# WHAT IS NEEDED
In the records below, find each line with the word "Training" and copy it.

•••••

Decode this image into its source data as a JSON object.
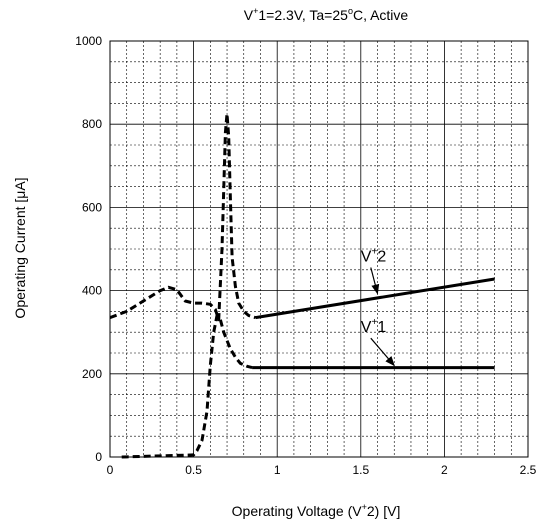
{
  "chart_data": {
    "type": "line",
    "title": {
      "pre": "V",
      "sup1": "+",
      "mid": "1=2.3V, Ta=25",
      "sup2": "o",
      "post": "C, Active"
    },
    "xlabel": {
      "pre": "Operating Voltage (V",
      "sup": "+",
      "post": "2) [V]"
    },
    "ylabel": "Operating Current [μA]",
    "xlim": [
      0,
      2.5
    ],
    "ylim": [
      0,
      1000
    ],
    "x_ticks": [
      0,
      0.5,
      1,
      1.5,
      2,
      2.5
    ],
    "x_tick_labels": [
      "0",
      "0.5",
      "1",
      "1.5",
      "2",
      "2.5"
    ],
    "y_ticks": [
      0,
      200,
      400,
      600,
      800,
      1000
    ],
    "y_tick_labels": [
      "0",
      "200",
      "400",
      "600",
      "800",
      "1000"
    ],
    "minor_grid": {
      "x_step": 0.1,
      "y_step": 50
    },
    "grid": true,
    "series": [
      {
        "name": {
          "pre": "V",
          "sup": "+",
          "post": "2"
        },
        "color": "#000000",
        "dashed": {
          "x": [
            0,
            0.1,
            0.2,
            0.3,
            0.35,
            0.4,
            0.45,
            0.5,
            0.55,
            0.6,
            0.63,
            0.65,
            0.67,
            0.69,
            0.7,
            0.71,
            0.72,
            0.73,
            0.75,
            0.77,
            0.8,
            0.83,
            0.87
          ],
          "y": [
            335,
            350,
            375,
            400,
            408,
            402,
            375,
            370,
            370,
            367,
            355,
            330,
            500,
            780,
            825,
            770,
            620,
            480,
            410,
            370,
            350,
            340,
            335
          ]
        },
        "solid": {
          "x": [
            0.87,
            2.3
          ],
          "y": [
            335,
            428
          ]
        }
      },
      {
        "name": {
          "pre": "V",
          "sup": "+",
          "post": "1"
        },
        "color": "#000000",
        "dashed": {
          "x": [
            0.07,
            0.5,
            0.52,
            0.55,
            0.58,
            0.6,
            0.62,
            0.64,
            0.66,
            0.68,
            0.7,
            0.72,
            0.75,
            0.78,
            0.82,
            0.85
          ],
          "y": [
            0,
            5,
            15,
            40,
            110,
            220,
            300,
            340,
            330,
            300,
            280,
            260,
            240,
            225,
            218,
            215
          ]
        },
        "solid": {
          "x": [
            0.85,
            2.3
          ],
          "y": [
            215,
            215
          ]
        }
      }
    ],
    "annotations": [
      {
        "series": 0,
        "label_pos": [
          1.5,
          470
        ],
        "arrow_to": [
          1.6,
          393
        ]
      },
      {
        "series": 1,
        "label_pos": [
          1.5,
          300
        ],
        "arrow_to": [
          1.7,
          220
        ]
      }
    ]
  }
}
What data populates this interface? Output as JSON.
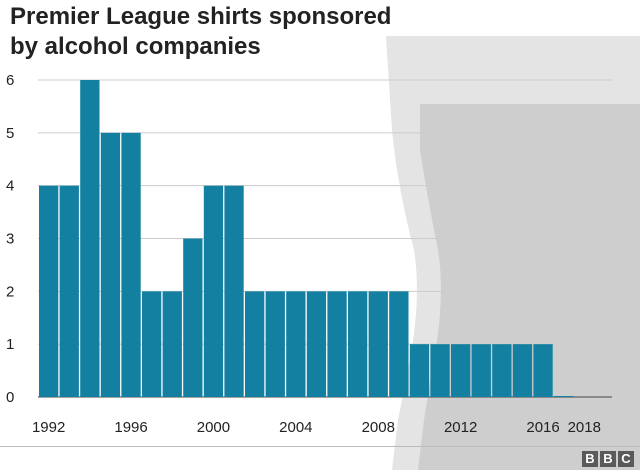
{
  "header": {
    "title_line1": "Premier League shirts sponsored",
    "title_line2": "by alcohol companies"
  },
  "chart_data": {
    "type": "bar",
    "title": "Premier League shirts sponsored by alcohol companies",
    "xlabel": "",
    "ylabel": "",
    "x": [
      1992,
      1993,
      1994,
      1995,
      1996,
      1997,
      1998,
      1999,
      2000,
      2001,
      2002,
      2003,
      2004,
      2005,
      2006,
      2007,
      2008,
      2009,
      2010,
      2011,
      2012,
      2013,
      2014,
      2015,
      2016,
      2017
    ],
    "values": [
      4,
      4,
      6,
      5,
      5,
      2,
      2,
      3,
      4,
      4,
      2,
      2,
      2,
      2,
      2,
      2,
      2,
      2,
      1,
      1,
      1,
      1,
      1,
      1,
      1,
      0
    ],
    "x_ticks": [
      "1992",
      "1996",
      "2000",
      "2004",
      "2008",
      "2012",
      "2016",
      "2018"
    ],
    "y_ticks": [
      "0",
      "1",
      "2",
      "3",
      "4",
      "5",
      "6"
    ],
    "ylim": [
      0,
      6
    ],
    "grid": true,
    "bar_color": "#1380a1",
    "background_graphic": "pint-glass"
  },
  "footer": {
    "logo": [
      "B",
      "B",
      "C"
    ]
  }
}
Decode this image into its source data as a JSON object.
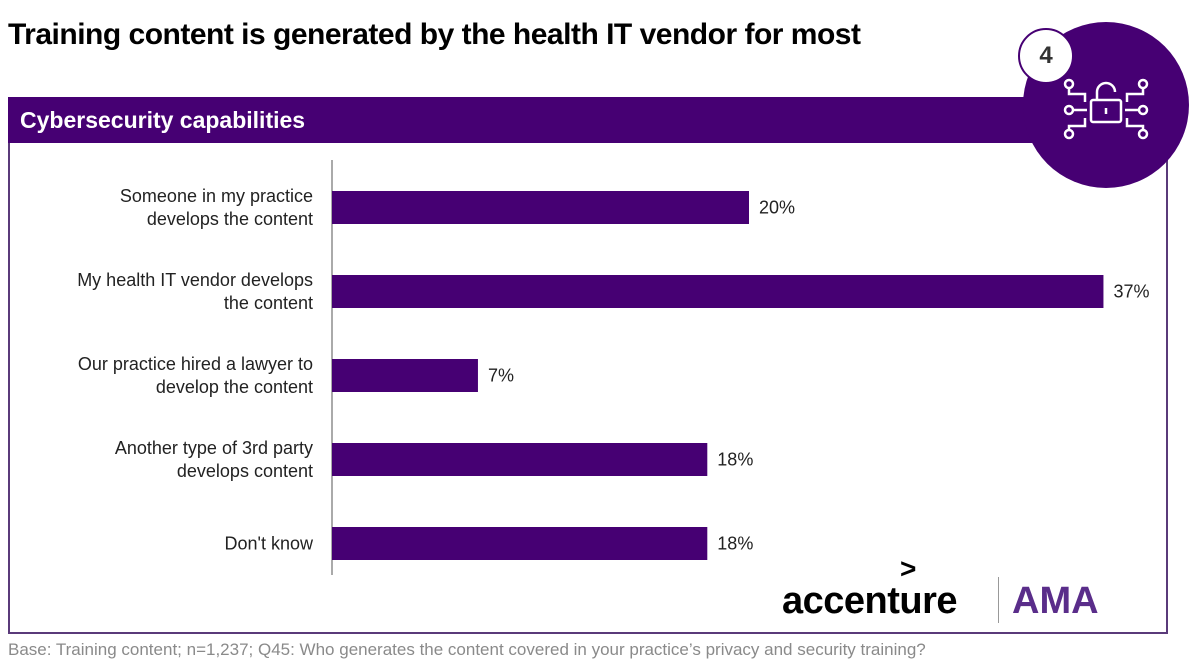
{
  "title": "Training content is generated by the health IT vendor for most",
  "section_header": "Cybersecurity capabilities",
  "badge_number": "4",
  "icon": "cybersecurity-lock-circuit-icon",
  "logos": {
    "accenture": "accenture",
    "accenture_mark": ">",
    "ama": "AMA"
  },
  "footer": "Base: Training content; n=1,237; Q45: Who generates the content covered in your practice’s privacy and security training?",
  "colors": {
    "bar": "#460073",
    "header": "#460073"
  },
  "chart_data": {
    "type": "bar",
    "orientation": "horizontal",
    "categories": [
      [
        "Someone in my practice",
        "develops the content"
      ],
      [
        "My health IT vendor develops",
        "the content"
      ],
      [
        "Our practice hired a lawyer to",
        "develop the content"
      ],
      [
        "Another type of 3rd party",
        "develops content"
      ],
      [
        "Don't know"
      ]
    ],
    "values": [
      20,
      37,
      7,
      18,
      18
    ],
    "value_labels": [
      "20%",
      "37%",
      "7%",
      "18%",
      "18%"
    ],
    "unit": "%",
    "xlim": [
      0,
      37
    ],
    "grid": false
  }
}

•••••

# REPLY TO THE EXERCISE
  "title": "Training content is generated by the health IT vendor for most",
  "footer": "Base: Training content; n=1,237; Q45: Who generates the content covered in your practice’s privacy and security training?",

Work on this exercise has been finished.